Data entries:
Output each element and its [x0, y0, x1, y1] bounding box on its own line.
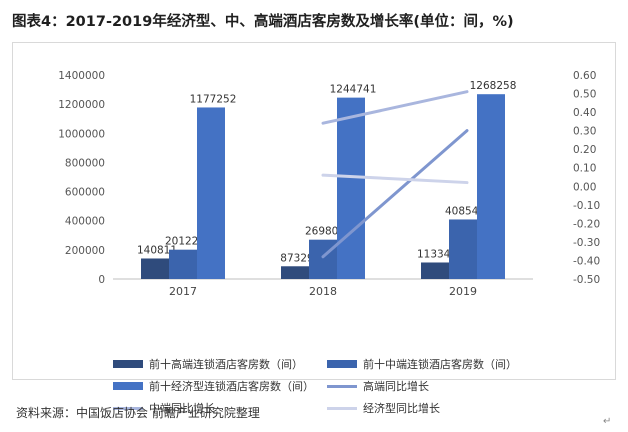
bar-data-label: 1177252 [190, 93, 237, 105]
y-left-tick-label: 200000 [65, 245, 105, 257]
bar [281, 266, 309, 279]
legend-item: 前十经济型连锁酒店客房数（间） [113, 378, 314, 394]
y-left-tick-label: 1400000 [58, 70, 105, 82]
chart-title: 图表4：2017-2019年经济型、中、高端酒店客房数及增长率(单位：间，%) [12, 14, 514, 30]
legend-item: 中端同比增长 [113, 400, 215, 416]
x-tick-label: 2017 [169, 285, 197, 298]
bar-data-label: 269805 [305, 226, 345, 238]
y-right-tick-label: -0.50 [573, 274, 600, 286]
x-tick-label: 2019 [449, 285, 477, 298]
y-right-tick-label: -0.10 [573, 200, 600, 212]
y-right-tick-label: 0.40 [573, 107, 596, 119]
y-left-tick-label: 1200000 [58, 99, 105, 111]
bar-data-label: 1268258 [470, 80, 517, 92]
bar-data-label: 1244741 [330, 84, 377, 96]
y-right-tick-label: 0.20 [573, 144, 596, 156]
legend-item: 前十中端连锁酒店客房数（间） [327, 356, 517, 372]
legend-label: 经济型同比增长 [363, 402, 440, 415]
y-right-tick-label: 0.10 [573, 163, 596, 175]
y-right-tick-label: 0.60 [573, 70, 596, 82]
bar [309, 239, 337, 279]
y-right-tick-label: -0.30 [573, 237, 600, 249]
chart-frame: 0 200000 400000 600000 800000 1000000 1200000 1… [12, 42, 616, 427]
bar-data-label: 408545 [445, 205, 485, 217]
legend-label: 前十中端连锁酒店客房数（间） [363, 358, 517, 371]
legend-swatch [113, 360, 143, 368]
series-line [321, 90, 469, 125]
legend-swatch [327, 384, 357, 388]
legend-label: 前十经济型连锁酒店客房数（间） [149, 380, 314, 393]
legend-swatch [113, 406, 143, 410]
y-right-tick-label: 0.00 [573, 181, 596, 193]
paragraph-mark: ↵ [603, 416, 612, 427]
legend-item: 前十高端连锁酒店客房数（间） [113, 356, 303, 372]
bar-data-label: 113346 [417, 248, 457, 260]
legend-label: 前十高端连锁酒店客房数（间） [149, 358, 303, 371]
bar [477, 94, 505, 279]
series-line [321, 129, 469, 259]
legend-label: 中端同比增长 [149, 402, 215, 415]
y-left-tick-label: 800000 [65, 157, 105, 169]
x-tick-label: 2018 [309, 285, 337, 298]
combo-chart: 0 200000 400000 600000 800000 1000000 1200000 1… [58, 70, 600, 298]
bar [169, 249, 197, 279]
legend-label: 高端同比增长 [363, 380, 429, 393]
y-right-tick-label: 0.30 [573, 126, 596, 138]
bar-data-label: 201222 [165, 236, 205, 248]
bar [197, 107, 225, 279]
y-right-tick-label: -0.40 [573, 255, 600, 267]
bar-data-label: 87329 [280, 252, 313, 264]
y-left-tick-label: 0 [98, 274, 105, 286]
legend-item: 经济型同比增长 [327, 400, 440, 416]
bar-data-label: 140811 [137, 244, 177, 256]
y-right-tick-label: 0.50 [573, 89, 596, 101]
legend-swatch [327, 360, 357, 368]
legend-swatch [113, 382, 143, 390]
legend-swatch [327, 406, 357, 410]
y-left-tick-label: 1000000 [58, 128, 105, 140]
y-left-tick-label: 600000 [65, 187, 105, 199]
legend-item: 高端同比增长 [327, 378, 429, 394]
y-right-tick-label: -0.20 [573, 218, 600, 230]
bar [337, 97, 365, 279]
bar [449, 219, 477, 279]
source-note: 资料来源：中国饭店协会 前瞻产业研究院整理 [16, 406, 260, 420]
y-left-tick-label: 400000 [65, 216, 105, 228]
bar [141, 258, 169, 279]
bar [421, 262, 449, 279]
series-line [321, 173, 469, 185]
--
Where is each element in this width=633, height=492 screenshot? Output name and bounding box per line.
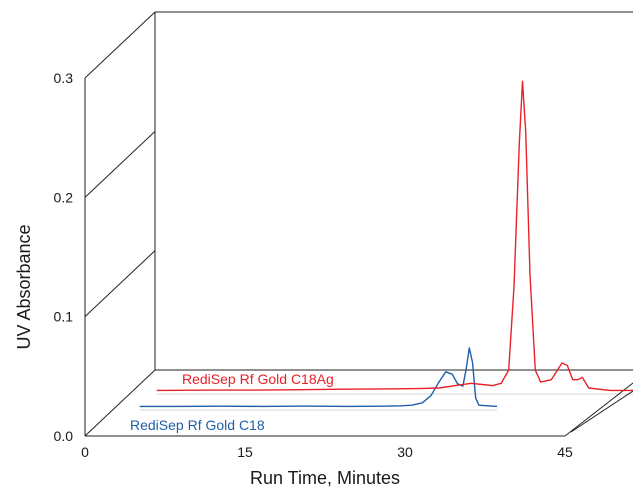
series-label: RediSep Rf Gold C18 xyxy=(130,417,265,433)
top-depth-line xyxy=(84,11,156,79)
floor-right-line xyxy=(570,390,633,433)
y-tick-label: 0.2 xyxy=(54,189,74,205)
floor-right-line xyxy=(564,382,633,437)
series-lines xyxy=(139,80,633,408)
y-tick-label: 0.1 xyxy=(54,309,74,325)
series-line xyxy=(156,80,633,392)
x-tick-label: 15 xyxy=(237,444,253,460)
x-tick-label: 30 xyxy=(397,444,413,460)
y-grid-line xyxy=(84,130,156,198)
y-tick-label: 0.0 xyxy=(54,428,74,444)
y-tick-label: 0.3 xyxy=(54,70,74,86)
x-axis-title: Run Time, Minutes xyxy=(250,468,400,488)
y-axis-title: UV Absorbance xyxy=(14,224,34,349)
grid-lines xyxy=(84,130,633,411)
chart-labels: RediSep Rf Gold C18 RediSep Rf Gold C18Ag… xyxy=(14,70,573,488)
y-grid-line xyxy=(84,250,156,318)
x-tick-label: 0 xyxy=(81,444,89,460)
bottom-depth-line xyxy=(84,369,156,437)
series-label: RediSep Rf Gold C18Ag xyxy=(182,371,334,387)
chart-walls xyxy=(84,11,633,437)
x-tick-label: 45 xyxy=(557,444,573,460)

Request: Convert the stretch of the listing from the line containing "Where is each" through the line containing "x-tick-label: 45 xyxy=(557,444,573,460)" into a JSON list of strings, one string per line, with blank lines dropped. Leave the pictures out.

Full answer:
[
  "Where is each element in this width=633, height=492 screenshot? Output name and bounding box per line.",
  "series-label: RediSep Rf Gold C18 xyxy=(130,417,265,433)",
  "top-depth-line xyxy=(84,11,156,79)",
  "floor-right-line xyxy=(570,390,633,433)",
  "y-tick-label: 0.2 xyxy=(54,189,74,205)",
  "floor-right-line xyxy=(564,382,633,437)",
  "series-lines xyxy=(139,80,633,408)",
  "y-tick-label: 0.1 xyxy=(54,309,74,325)",
  "series-line xyxy=(156,80,633,392)",
  "x-tick-label: 15 xyxy=(237,444,253,460)",
  "x-tick-label: 30 xyxy=(397,444,413,460)",
  "y-grid-line xyxy=(84,130,156,198)",
  "y-tick-label: 0.0 xyxy=(54,428,74,444)",
  "y-tick-label: 0.3 xyxy=(54,70,74,86)",
  "x-axis-title: Run Time, Minutes xyxy=(250,468,400,488)",
  "y-axis-title: UV Absorbance xyxy=(14,224,34,349)",
  "grid-lines xyxy=(84,130,633,411)",
  "chart-labels: RediSep Rf Gold C18 RediSep Rf Gold C18Ag… xyxy=(14,70,573,488)",
  "y-grid-line xyxy=(84,250,156,318)",
  "x-tick-label: 0 xyxy=(81,444,89,460)",
  "bottom-depth-line xyxy=(84,369,156,437)",
  "series-label: RediSep Rf Gold C18Ag xyxy=(182,371,334,387)",
  "chart-walls xyxy=(84,11,633,437)",
  "x-tick-label: 45 xyxy=(557,444,573,460)"
]